**** Texto ****
Não constitui rendimento tributável, para fins de cálculo do imposto de renda na fonte, o reembolso total ou parcial, efetuado pela fonte pagadora em folha de salários, de parcelas mensais pagas por pessoas físicas a título de participação em planos de saúde.
O COORDENADOR-GERAL DO SISTEMA DE TRIBUTAÇÃO, no uso de suas atribuições, e tendo em vista o disposto no art. 8º da Lei nº 8.134, de 27 de dezembro de 1990, e no art. 67 da Instrução Normativa SRF nº 02, de 07 de janeiro de 1993,
Declara, em caráter normativo às Superintendências Regionais da Receita Federal e aos demais interessados que:
1. O reembolso total ou parcial, efetuado pela fonte pagadora em folha de salários, de parcelas mensais pagas por pessoas físicas a título de participação em planos de saúde que assegurem direito de atendimento de serviços de natureza médica, odontológica ou hospitalar, prestados por empresas autorizadas a funcionar no País, bem como a entidades que assegurem direito de atendimento ou ressarcimento das mencionadas despesas, não constitui rendimento tributável, para fins do cálculo do imposto de renda retido na fonte.
**** Informações fornecidas ****
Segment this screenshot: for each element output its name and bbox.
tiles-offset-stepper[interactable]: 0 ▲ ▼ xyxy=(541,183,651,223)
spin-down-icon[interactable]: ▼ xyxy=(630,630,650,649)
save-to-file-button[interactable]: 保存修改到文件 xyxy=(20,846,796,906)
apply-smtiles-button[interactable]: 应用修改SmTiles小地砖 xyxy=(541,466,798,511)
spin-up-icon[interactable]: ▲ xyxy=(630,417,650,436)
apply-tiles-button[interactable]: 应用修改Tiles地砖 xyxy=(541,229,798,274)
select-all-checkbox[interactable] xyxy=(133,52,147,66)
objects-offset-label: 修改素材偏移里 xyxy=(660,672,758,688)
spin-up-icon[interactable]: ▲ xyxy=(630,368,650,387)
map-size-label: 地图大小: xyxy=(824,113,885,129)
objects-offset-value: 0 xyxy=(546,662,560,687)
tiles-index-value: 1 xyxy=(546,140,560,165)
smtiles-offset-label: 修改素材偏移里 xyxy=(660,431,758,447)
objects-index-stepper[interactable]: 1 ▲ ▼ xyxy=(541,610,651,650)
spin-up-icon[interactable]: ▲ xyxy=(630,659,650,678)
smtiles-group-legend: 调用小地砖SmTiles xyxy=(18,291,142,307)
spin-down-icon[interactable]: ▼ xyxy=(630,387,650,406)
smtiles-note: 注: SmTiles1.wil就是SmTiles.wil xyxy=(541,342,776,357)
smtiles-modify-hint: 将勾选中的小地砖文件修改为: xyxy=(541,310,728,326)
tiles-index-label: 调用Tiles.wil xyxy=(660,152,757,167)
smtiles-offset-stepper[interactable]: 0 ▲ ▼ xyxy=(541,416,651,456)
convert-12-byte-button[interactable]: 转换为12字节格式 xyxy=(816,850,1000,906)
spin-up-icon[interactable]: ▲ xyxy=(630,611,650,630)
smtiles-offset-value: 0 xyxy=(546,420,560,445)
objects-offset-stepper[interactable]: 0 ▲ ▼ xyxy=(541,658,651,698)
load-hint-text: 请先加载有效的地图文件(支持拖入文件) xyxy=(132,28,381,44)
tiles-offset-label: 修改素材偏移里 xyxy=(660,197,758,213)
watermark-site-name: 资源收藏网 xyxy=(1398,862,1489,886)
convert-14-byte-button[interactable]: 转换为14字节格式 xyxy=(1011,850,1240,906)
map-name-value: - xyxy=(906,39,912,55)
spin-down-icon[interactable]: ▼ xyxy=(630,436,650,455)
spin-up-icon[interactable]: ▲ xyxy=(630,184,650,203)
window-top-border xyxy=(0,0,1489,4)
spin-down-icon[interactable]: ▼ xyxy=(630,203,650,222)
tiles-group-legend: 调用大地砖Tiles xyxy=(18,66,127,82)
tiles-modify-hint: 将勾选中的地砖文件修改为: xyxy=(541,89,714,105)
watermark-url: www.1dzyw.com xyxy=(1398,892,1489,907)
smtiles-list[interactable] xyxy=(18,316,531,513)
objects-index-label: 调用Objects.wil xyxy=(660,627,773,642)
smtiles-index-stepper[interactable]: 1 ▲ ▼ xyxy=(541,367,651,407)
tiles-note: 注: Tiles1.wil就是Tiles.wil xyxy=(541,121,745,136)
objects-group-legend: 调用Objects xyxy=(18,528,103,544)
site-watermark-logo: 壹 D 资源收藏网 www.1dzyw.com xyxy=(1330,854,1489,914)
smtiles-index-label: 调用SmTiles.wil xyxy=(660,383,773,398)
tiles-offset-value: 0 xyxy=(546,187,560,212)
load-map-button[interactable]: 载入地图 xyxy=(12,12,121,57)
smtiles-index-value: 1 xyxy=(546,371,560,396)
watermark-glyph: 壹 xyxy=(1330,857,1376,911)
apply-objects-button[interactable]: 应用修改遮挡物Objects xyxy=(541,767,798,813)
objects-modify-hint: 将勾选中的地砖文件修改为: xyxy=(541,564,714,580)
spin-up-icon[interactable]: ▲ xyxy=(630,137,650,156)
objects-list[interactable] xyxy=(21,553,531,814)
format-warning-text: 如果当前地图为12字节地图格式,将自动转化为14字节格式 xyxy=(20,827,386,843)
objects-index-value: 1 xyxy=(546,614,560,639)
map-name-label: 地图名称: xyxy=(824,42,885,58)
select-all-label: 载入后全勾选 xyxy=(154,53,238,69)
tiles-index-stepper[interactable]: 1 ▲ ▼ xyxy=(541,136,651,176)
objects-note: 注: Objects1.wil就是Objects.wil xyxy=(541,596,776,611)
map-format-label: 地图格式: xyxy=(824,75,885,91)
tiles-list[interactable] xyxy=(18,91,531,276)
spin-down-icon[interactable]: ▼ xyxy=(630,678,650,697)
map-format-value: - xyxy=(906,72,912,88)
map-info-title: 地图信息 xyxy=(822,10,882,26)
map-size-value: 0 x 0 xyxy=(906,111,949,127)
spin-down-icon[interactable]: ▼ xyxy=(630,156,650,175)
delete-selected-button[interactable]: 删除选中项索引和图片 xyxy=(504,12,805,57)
****
*Tarefa a realizar*
Dê continuidade ao texto sobre o reembolso de parcelas de planos de saúde, começando logo após a última frase dele.

*Resposta final*
2. O reembolso total das mensalidades referidas no item anterior não enseja a dedução das importâncias respectivas, como despesas médicas, na declaração de ajuste anual. 3. Em caso de reembolso parcial, a pessoa física poderá deduzir como despesa médica, na declaração de ajuste anual, a diferença entre os valores efetivamente pagos e aqueles reembolsados.